- [Goal]:
Which lines below hold the word "Wertanteile"? Report each one.

- [Source records]:

———

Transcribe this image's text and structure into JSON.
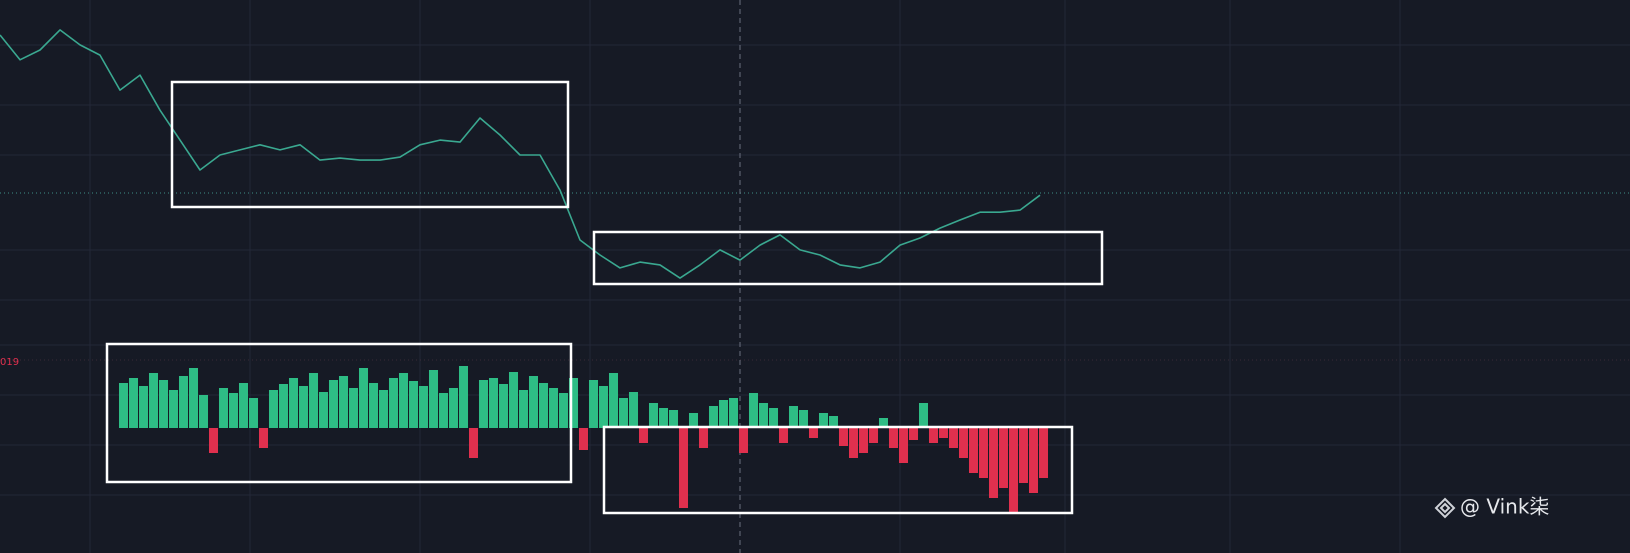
{
  "chart_data": [
    {
      "type": "line",
      "x": [
        0,
        1,
        2,
        3,
        4,
        5,
        6,
        7,
        8,
        9,
        10,
        11,
        12,
        13,
        14,
        15,
        16,
        17,
        18,
        19,
        20,
        21,
        22,
        23,
        24,
        25,
        26,
        27,
        28,
        29,
        30,
        31,
        32,
        33,
        34,
        35,
        36,
        37,
        38,
        39,
        40,
        41,
        42,
        43,
        44,
        45,
        46,
        47,
        48,
        49,
        50,
        51,
        52
      ],
      "xlim": [
        0,
        81.5
      ],
      "series": [
        {
          "color": "#3aa890",
          "values": [
            89.7,
            82.4,
            85.3,
            91.2,
            86.8,
            83.8,
            73.5,
            77.9,
            67.6,
            58.8,
            50.0,
            54.4,
            55.9,
            57.4,
            55.9,
            57.4,
            52.9,
            53.5,
            52.9,
            52.9,
            53.8,
            57.4,
            58.8,
            58.2,
            65.3,
            60.3,
            54.4,
            54.4,
            44.1,
            29.4,
            25.0,
            21.2,
            22.9,
            22.1,
            18.2,
            22.1,
            26.5,
            23.5,
            27.9,
            30.9,
            26.5,
            25.0,
            22.1,
            21.2,
            22.9,
            27.9,
            30.0,
            32.9,
            35.3,
            37.6,
            37.6,
            38.2,
            42.6
          ]
        }
      ],
      "ylim": [
        0,
        100
      ]
    },
    {
      "type": "bar",
      "label": "019",
      "x": [
        0,
        1,
        2,
        3,
        4,
        5,
        6,
        7,
        8,
        9,
        10,
        11,
        12,
        13,
        14,
        15,
        16,
        17,
        18,
        19,
        20,
        21,
        22,
        23,
        24,
        25,
        26,
        27,
        28,
        29,
        30,
        31,
        32,
        33,
        34,
        35,
        36,
        37,
        38,
        39,
        40,
        41,
        42,
        43,
        44,
        45,
        46,
        47,
        48,
        49,
        50,
        51,
        52,
        53,
        54,
        55,
        56,
        57,
        58,
        59,
        60,
        61,
        62,
        63,
        64,
        65,
        66,
        67,
        68,
        69,
        70,
        71,
        72,
        73,
        74,
        75,
        76,
        77,
        78,
        79,
        80,
        81,
        82,
        83,
        84,
        85,
        86,
        87,
        88,
        89,
        90,
        91,
        92
      ],
      "xlim": [
        -12.3,
        150.7
      ],
      "up_color": "#2ebd85",
      "down_color": "#e0304e",
      "values": [
        45,
        50,
        42,
        55,
        48,
        38,
        52,
        60,
        33,
        -25,
        40,
        35,
        45,
        30,
        -20,
        38,
        44,
        50,
        42,
        55,
        36,
        48,
        52,
        40,
        60,
        45,
        38,
        50,
        55,
        47,
        42,
        58,
        35,
        40,
        62,
        -30,
        48,
        50,
        44,
        56,
        38,
        52,
        45,
        40,
        35,
        50,
        -22,
        48,
        42,
        55,
        30,
        36,
        -15,
        25,
        20,
        18,
        -80,
        15,
        -20,
        22,
        28,
        30,
        -25,
        35,
        25,
        20,
        -15,
        22,
        18,
        -10,
        15,
        12,
        -18,
        -30,
        -25,
        -15,
        10,
        -20,
        -35,
        -12,
        25,
        -15,
        -10,
        -20,
        -30,
        -45,
        -50,
        -70,
        -60,
        -85,
        -55,
        -65,
        -50
      ],
      "ylim": [
        -102,
        88
      ]
    }
  ],
  "watermark": "@ Vink柒"
}
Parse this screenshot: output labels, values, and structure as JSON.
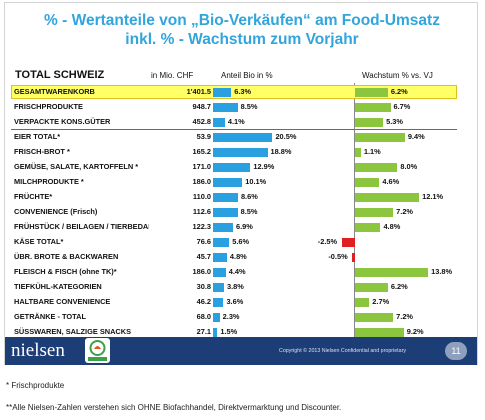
{
  "title_line1": "% - Wertanteile von „Bio-Verkäufen“ am Food-Umsatz",
  "title_line2": "inkl. % - Wachstum zum Vorjahr",
  "headers": {
    "total": "TOTAL SCHWEIZ",
    "value": "in Mio. CHF",
    "share": "Anteil Bio in %",
    "growth": "Wachstum % vs. VJ"
  },
  "colors": {
    "title": "#31a5dc",
    "share_bar": "#2aa0e0",
    "growth_pos": "#8cc63f",
    "growth_neg": "#e02020",
    "highlight": "#ffff66",
    "footer": "#1c3d75"
  },
  "chart_data": {
    "type": "bar",
    "title": "% - Wertanteile von „Bio-Verkäufen“ am Food-Umsatz inkl. % - Wachstum zum Vorjahr",
    "columns": [
      "in Mio. CHF",
      "Anteil Bio in %",
      "Wachstum % vs. VJ"
    ],
    "rows": [
      {
        "label": "GESAMTWARENKORB",
        "value": "1'401.5",
        "share": 6.3,
        "share_label": "6.3%",
        "growth": 6.2,
        "growth_label": "6.2%"
      },
      {
        "label": "FRISCHPRODUKTE",
        "value": "948.7",
        "share": 8.5,
        "share_label": "8.5%",
        "growth": 6.7,
        "growth_label": "6.7%"
      },
      {
        "label": "VERPACKTE KONS.GÜTER",
        "value": "452.8",
        "share": 4.1,
        "share_label": "4.1%",
        "growth": 5.3,
        "growth_label": "5.3%"
      },
      {
        "label": "EIER TOTAL*",
        "value": "53.9",
        "share": 20.5,
        "share_label": "20.5%",
        "growth": 9.4,
        "growth_label": "9.4%"
      },
      {
        "label": "FRISCH-BROT *",
        "value": "165.2",
        "share": 18.8,
        "share_label": "18.8%",
        "growth": 1.1,
        "growth_label": "1.1%"
      },
      {
        "label": "GEMÜSE, SALATE, KARTOFFELN *",
        "value": "171.0",
        "share": 12.9,
        "share_label": "12.9%",
        "growth": 8.0,
        "growth_label": "8.0%"
      },
      {
        "label": "MILCHPRODUKTE *",
        "value": "186.0",
        "share": 10.1,
        "share_label": "10.1%",
        "growth": 4.6,
        "growth_label": "4.6%"
      },
      {
        "label": "FRÜCHTE*",
        "value": "110.0",
        "share": 8.6,
        "share_label": "8.6%",
        "growth": 12.1,
        "growth_label": "12.1%"
      },
      {
        "label": "CONVENIENCE (Frisch)",
        "value": "112.6",
        "share": 8.5,
        "share_label": "8.5%",
        "growth": 7.2,
        "growth_label": "7.2%"
      },
      {
        "label": "FRÜHSTÜCK / BEILAGEN / TIERBEDAR",
        "value": "122.3",
        "share": 6.9,
        "share_label": "6.9%",
        "growth": 4.8,
        "growth_label": "4.8%"
      },
      {
        "label": "KÄSE TOTAL*",
        "value": "76.6",
        "share": 5.6,
        "share_label": "5.6%",
        "growth": -2.5,
        "growth_label": "-2.5%"
      },
      {
        "label": "ÜBR. BROTE & BACKWAREN",
        "value": "45.7",
        "share": 4.8,
        "share_label": "4.8%",
        "growth": -0.5,
        "growth_label": "-0.5%"
      },
      {
        "label": "FLEISCH & FISCH (ohne TK)*",
        "value": "186.0",
        "share": 4.4,
        "share_label": "4.4%",
        "growth": 13.8,
        "growth_label": "13.8%"
      },
      {
        "label": "TIEFKÜHL-KATEGORIEN",
        "value": "30.8",
        "share": 3.8,
        "share_label": "3.8%",
        "growth": 6.2,
        "growth_label": "6.2%"
      },
      {
        "label": "HALTBARE CONVENIENCE",
        "value": "46.2",
        "share": 3.6,
        "share_label": "3.6%",
        "growth": 2.7,
        "growth_label": "2.7%"
      },
      {
        "label": "GETRÄNKE - TOTAL",
        "value": "68.0",
        "share": 2.3,
        "share_label": "2.3%",
        "growth": 7.2,
        "growth_label": "7.2%"
      },
      {
        "label": "SÜSSWAREN, SALZIGE SNACKS",
        "value": "27.1",
        "share": 1.5,
        "share_label": "1.5%",
        "growth": 9.2,
        "growth_label": "9.2%"
      }
    ]
  },
  "footer": {
    "brand": "nielsen",
    "copyright": "Copyright © 2013 Nielsen Confidential and proprietary",
    "page": "11",
    "bio_logo_text": "BIO SUISSE"
  },
  "notes": {
    "note1": "* Frischprodukte",
    "note2": "**Alle Nielsen-Zahlen verstehen sich OHNE Biofachhandel, Direktvermarktung und Discounter."
  }
}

———

- [Answer to the problem]:
  "title_line1": "% - Wertanteile von „Bio-Verkäufen“ am Food-Umsatz",
    "title": "% - Wertanteile von „Bio-Verkäufen“ am Food-Umsatz inkl. % - Wachstum zum Vorjahr",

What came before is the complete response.